Lift out all lines below that contain "support".

# Record list
---------------
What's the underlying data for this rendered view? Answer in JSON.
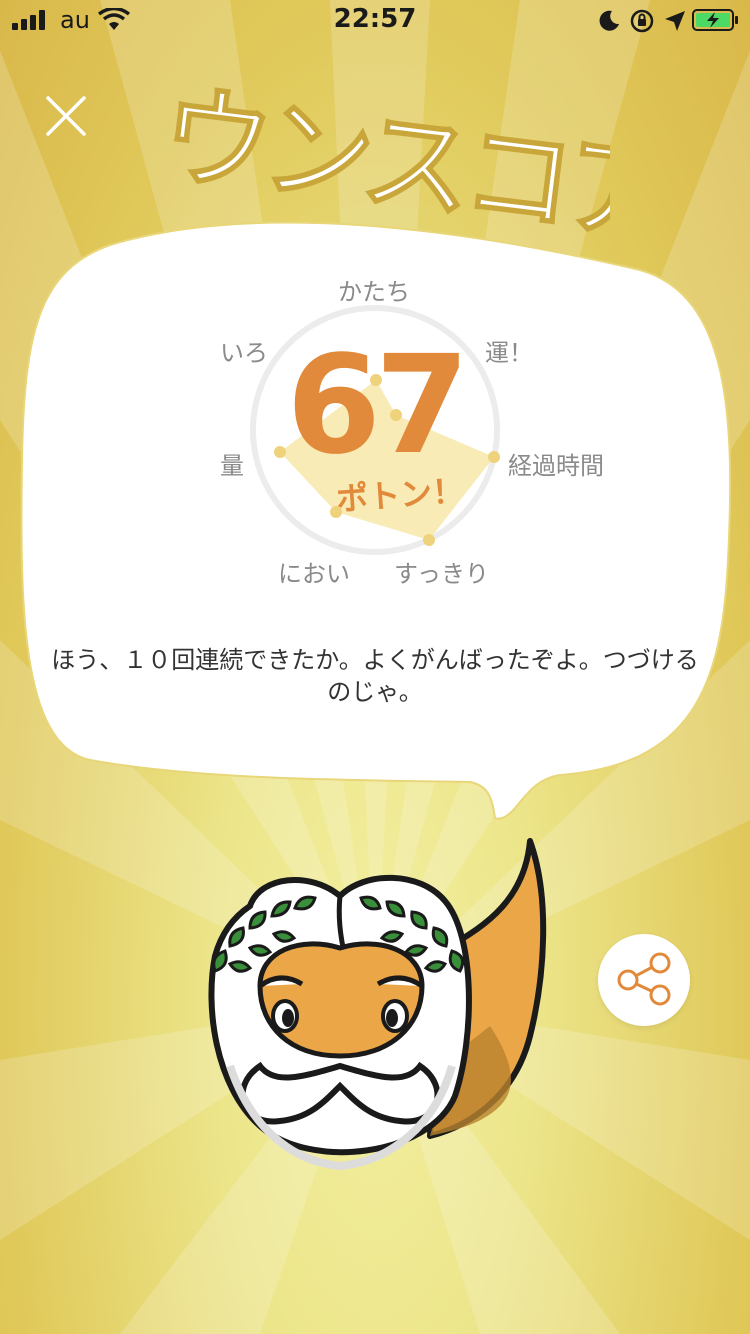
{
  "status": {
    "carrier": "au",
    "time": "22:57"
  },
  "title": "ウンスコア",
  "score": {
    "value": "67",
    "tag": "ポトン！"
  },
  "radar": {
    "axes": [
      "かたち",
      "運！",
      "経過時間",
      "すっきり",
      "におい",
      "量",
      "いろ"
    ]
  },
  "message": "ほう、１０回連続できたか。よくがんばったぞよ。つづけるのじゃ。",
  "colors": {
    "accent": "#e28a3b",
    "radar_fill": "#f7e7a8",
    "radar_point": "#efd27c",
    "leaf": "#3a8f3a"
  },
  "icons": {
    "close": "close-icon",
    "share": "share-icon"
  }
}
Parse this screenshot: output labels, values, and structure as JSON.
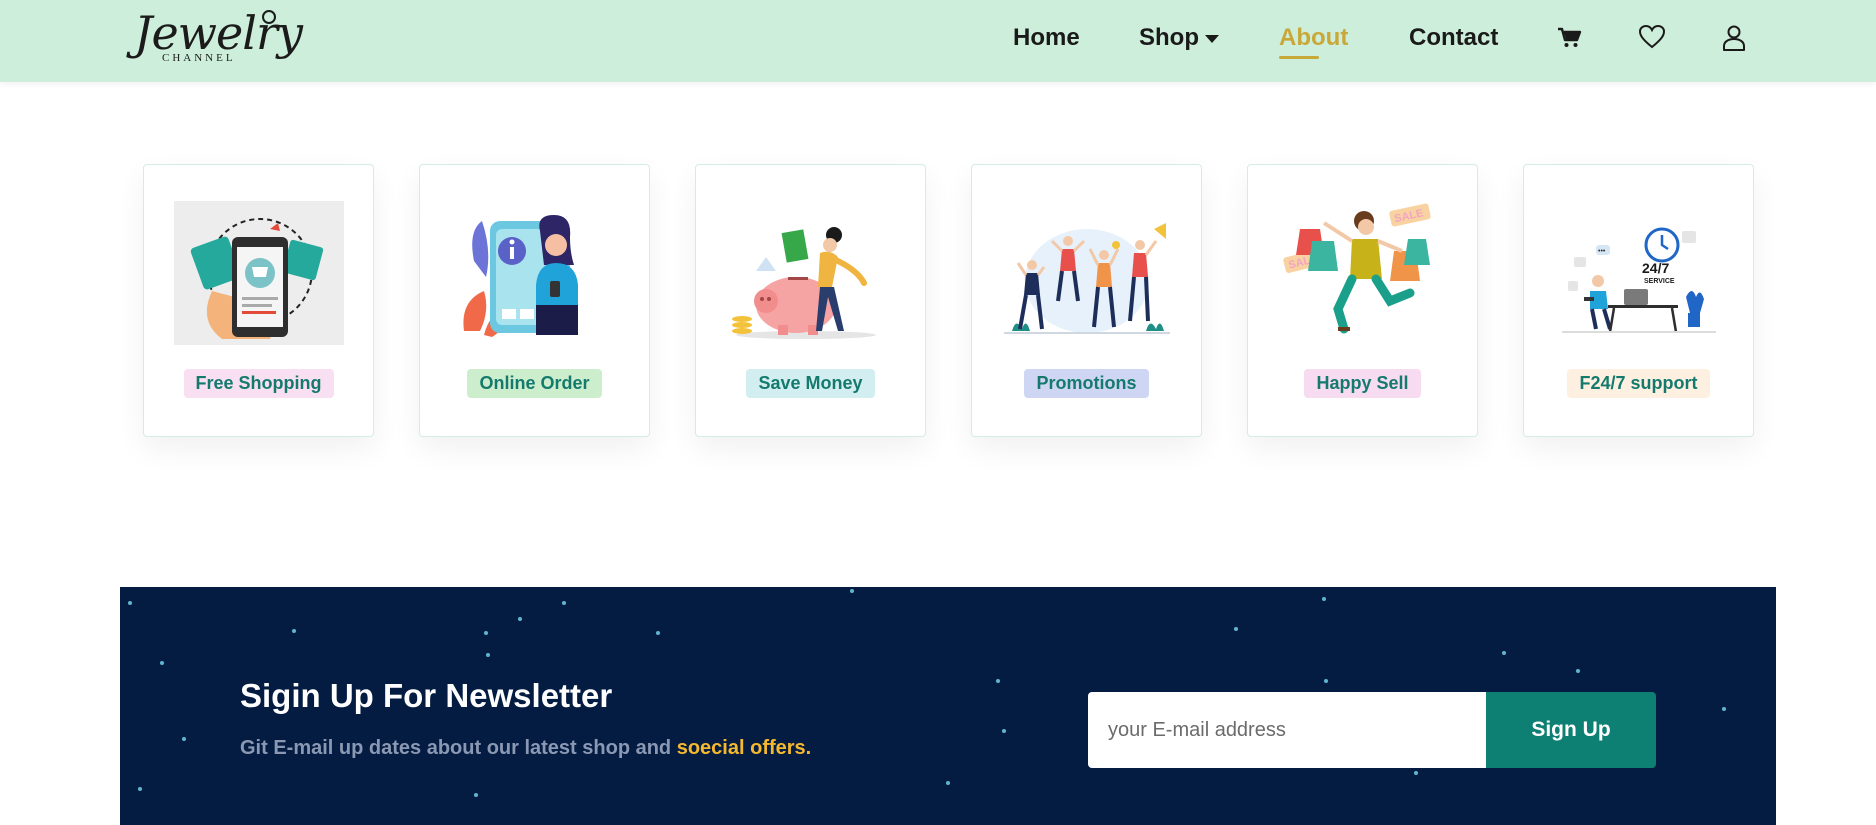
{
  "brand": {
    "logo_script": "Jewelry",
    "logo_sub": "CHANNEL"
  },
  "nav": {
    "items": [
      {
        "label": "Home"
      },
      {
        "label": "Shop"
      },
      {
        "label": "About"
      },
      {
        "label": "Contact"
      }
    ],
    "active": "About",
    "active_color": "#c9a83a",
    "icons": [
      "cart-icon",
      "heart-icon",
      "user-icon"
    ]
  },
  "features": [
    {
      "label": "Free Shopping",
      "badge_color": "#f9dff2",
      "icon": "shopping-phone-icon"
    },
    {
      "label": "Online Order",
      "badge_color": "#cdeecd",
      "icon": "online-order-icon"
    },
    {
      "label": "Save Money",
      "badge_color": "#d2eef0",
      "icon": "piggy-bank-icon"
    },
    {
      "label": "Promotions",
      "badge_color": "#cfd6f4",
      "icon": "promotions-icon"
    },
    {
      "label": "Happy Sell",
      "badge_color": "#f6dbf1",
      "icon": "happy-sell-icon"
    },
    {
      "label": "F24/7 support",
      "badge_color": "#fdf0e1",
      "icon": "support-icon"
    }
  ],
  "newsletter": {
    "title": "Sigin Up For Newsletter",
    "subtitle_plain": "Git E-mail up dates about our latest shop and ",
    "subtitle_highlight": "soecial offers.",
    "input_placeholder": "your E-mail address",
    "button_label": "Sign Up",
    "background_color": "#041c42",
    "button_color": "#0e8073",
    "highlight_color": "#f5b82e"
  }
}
---------------
# Worked answer
      "label": "F24/7 support",
      "icon": "support-icon"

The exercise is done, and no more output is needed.